_What is expected_. Would you retype all of these records exactly?

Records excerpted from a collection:
• • •

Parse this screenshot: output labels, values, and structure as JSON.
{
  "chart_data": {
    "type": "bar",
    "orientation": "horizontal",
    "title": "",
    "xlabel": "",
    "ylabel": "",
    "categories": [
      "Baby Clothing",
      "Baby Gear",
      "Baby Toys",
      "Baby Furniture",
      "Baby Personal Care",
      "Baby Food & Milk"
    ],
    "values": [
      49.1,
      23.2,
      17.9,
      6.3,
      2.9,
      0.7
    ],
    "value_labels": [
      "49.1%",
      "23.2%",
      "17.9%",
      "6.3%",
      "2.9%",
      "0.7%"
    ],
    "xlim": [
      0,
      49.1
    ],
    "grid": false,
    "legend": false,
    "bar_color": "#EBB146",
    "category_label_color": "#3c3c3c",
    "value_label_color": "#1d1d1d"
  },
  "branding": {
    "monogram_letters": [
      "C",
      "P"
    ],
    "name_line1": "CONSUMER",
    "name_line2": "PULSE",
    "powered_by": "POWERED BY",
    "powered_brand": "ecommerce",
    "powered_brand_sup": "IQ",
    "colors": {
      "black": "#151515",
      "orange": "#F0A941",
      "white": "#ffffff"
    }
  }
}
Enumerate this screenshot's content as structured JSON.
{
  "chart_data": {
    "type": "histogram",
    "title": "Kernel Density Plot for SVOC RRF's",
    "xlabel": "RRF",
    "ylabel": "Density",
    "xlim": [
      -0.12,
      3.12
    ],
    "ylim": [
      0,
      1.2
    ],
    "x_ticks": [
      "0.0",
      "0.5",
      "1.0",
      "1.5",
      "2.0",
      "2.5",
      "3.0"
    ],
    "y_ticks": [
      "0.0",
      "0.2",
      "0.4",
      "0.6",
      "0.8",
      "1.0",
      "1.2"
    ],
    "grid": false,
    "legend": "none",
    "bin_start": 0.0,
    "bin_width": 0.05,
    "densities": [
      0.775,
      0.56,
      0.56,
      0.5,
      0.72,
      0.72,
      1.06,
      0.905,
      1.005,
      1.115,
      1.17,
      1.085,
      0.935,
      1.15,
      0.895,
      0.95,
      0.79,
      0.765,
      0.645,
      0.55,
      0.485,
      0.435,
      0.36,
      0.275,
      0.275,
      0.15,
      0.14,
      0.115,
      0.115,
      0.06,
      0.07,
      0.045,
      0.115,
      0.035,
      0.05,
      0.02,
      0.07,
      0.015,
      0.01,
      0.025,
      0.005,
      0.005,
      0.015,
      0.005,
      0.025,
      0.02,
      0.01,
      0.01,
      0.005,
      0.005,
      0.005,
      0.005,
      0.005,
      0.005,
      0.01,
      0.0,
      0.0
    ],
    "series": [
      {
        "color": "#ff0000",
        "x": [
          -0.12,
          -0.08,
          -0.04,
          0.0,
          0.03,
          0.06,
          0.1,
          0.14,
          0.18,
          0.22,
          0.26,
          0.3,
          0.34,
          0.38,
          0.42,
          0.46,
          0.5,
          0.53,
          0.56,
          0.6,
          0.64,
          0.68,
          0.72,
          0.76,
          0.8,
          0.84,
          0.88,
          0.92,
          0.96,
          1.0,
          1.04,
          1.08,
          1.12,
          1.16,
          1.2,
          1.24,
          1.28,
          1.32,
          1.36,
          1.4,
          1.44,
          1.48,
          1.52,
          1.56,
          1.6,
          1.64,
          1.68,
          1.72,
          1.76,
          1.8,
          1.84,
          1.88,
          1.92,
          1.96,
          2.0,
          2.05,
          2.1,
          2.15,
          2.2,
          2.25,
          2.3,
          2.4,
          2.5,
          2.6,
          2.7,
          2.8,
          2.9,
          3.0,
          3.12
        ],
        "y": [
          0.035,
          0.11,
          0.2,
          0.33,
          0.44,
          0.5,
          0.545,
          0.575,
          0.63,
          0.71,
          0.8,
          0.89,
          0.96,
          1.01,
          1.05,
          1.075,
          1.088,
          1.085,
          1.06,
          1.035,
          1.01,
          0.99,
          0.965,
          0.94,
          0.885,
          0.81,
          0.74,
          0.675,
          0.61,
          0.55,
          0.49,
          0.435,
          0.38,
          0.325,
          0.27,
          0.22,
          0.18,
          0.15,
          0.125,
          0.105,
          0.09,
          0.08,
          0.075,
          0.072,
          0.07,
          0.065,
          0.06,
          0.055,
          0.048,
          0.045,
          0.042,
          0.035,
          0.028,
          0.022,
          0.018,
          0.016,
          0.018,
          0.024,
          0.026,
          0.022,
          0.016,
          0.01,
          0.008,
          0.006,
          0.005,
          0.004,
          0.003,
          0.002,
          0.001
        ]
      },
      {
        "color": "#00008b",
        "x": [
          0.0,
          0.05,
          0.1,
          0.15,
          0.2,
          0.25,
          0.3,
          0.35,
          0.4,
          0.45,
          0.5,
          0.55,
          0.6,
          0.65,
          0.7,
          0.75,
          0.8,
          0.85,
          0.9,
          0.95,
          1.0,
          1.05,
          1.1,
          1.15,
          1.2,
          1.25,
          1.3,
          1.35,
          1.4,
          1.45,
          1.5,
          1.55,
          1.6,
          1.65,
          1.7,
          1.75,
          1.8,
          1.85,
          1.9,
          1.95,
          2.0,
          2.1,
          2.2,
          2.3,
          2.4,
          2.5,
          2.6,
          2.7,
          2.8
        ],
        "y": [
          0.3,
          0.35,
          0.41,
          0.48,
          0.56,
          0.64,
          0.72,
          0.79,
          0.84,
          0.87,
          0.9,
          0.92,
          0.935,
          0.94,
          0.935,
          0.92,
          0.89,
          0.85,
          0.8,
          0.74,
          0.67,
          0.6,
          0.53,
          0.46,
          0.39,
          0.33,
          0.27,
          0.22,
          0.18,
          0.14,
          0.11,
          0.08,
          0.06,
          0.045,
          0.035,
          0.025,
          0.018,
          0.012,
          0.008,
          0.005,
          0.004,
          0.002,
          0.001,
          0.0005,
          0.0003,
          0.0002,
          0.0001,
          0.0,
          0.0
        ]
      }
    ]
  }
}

• • •

_Expected answer_.
Parse this screenshot: output labels, values, and structure as JSON.
{
  "chart_data": {
    "type": "bar",
    "orientation": "horizontal",
    "title": "",
    "xlabel": "",
    "ylabel": "",
    "categories": [
      "Baby Clothing",
      "Baby Gear",
      "Baby Toys",
      "Baby Furniture",
      "Baby Personal Care",
      "Baby Food & Milk"
    ],
    "values": [
      49.1,
      23.2,
      17.9,
      6.3,
      2.9,
      0.7
    ],
    "value_labels": [
      "49.1%",
      "23.2%",
      "17.9%",
      "6.3%",
      "2.9%",
      "0.7%"
    ],
    "xlim": [
      0,
      49.1
    ],
    "grid": false,
    "legend": false,
    "bar_color": "#EBB146",
    "category_label_color": "#3c3c3c",
    "value_label_color": "#1d1d1d"
  },
  "branding": {
    "monogram_letters": [
      "C",
      "P"
    ],
    "name_line1": "CONSUMER",
    "name_line2": "PULSE",
    "powered_by": "POWERED BY",
    "powered_brand": "ecommerce",
    "powered_brand_sup": "IQ",
    "colors": {
      "black": "#151515",
      "orange": "#F0A941",
      "white": "#ffffff"
    }
  }
}
Enumerate this screenshot's content as structured JSON.
{
  "chart_data": {
    "type": "histogram",
    "title": "Kernel Density Plot for SVOC RRF's",
    "xlabel": "RRF",
    "ylabel": "Density",
    "xlim": [
      -0.12,
      3.12
    ],
    "ylim": [
      0,
      1.2
    ],
    "x_ticks": [
      "0.0",
      "0.5",
      "1.0",
      "1.5",
      "2.0",
      "2.5",
      "3.0"
    ],
    "y_ticks": [
      "0.0",
      "0.2",
      "0.4",
      "0.6",
      "0.8",
      "1.0",
      "1.2"
    ],
    "grid": false,
    "legend": "none",
    "bin_start": 0.0,
    "bin_width": 0.05,
    "densities": [
      0.775,
      0.56,
      0.56,
      0.5,
      0.72,
      0.72,
      1.06,
      0.905,
      1.005,
      1.115,
      1.17,
      1.085,
      0.935,
      1.15,
      0.895,
      0.95,
      0.79,
      0.765,
      0.645,
      0.55,
      0.485,
      0.435,
      0.36,
      0.275,
      0.275,
      0.15,
      0.14,
      0.115,
      0.115,
      0.06,
      0.07,
      0.045,
      0.115,
      0.035,
      0.05,
      0.02,
      0.07,
      0.015,
      0.01,
      0.025,
      0.005,
      0.005,
      0.015,
      0.005,
      0.025,
      0.02,
      0.01,
      0.01,
      0.005,
      0.005,
      0.005,
      0.005,
      0.005,
      0.005,
      0.01,
      0.0,
      0.0
    ],
    "series": [
      {
        "color": "#ff0000",
        "x": [
          -0.12,
          -0.08,
          -0.04,
          0.0,
          0.03,
          0.06,
          0.1,
          0.14,
          0.18,
          0.22,
          0.26,
          0.3,
          0.34,
          0.38,
          0.42,
          0.46,
          0.5,
          0.53,
          0.56,
          0.6,
          0.64,
          0.68,
          0.72,
          0.76,
          0.8,
          0.84,
          0.88,
          0.92,
          0.96,
          1.0,
          1.04,
          1.08,
          1.12,
          1.16,
          1.2,
          1.24,
          1.28,
          1.32,
          1.36,
          1.4,
          1.44,
          1.48,
          1.52,
          1.56,
          1.6,
          1.64,
          1.68,
          1.72,
          1.76,
          1.8,
          1.84,
          1.88,
          1.92,
          1.96,
          2.0,
          2.05,
          2.1,
          2.15,
          2.2,
          2.25,
          2.3,
          2.4,
          2.5,
          2.6,
          2.7,
          2.8,
          2.9,
          3.0,
          3.12
        ],
        "y": [
          0.035,
          0.11,
          0.2,
          0.33,
          0.44,
          0.5,
          0.545,
          0.575,
          0.63,
          0.71,
          0.8,
          0.89,
          0.96,
          1.01,
          1.05,
          1.075,
          1.088,
          1.085,
          1.06,
          1.035,
          1.01,
          0.99,
          0.965,
          0.94,
          0.885,
          0.81,
          0.74,
          0.675,
          0.61,
          0.55,
          0.49,
          0.435,
          0.38,
          0.325,
          0.27,
          0.22,
          0.18,
          0.15,
          0.125,
          0.105,
          0.09,
          0.08,
          0.075,
          0.072,
          0.07,
          0.065,
          0.06,
          0.055,
          0.048,
          0.045,
          0.042,
          0.035,
          0.028,
          0.022,
          0.018,
          0.016,
          0.018,
          0.024,
          0.026,
          0.022,
          0.016,
          0.01,
          0.008,
          0.006,
          0.005,
          0.004,
          0.003,
          0.002,
          0.001
        ]
      },
      {
        "color": "#00008b",
        "x": [
          0.0,
          0.05,
          0.1,
          0.15,
          0.2,
          0.25,
          0.3,
          0.35,
          0.4,
          0.45,
          0.5,
          0.55,
          0.6,
          0.65,
          0.7,
          0.75,
          0.8,
          0.85,
          0.9,
          0.95,
          1.0,
          1.05,
          1.1,
          1.15,
          1.2,
          1.25,
          1.3,
          1.35,
          1.4,
          1.45,
          1.5,
          1.55,
          1.6,
          1.65,
          1.7,
          1.75,
          1.8,
          1.85,
          1.9,
          1.95,
          2.0,
          2.1,
          2.2,
          2.3,
          2.4,
          2.5,
          2.6,
          2.7,
          2.8
        ],
        "y": [
          0.3,
          0.35,
          0.41,
          0.48,
          0.56,
          0.64,
          0.72,
          0.79,
          0.84,
          0.87,
          0.9,
          0.92,
          0.935,
          0.94,
          0.935,
          0.92,
          0.89,
          0.85,
          0.8,
          0.74,
          0.67,
          0.6,
          0.53,
          0.46,
          0.39,
          0.33,
          0.27,
          0.22,
          0.18,
          0.14,
          0.11,
          0.08,
          0.06,
          0.045,
          0.035,
          0.025,
          0.018,
          0.012,
          0.008,
          0.005,
          0.004,
          0.002,
          0.001,
          0.0005,
          0.0003,
          0.0002,
          0.0001,
          0.0,
          0.0
        ]
      }
    ]
  }
}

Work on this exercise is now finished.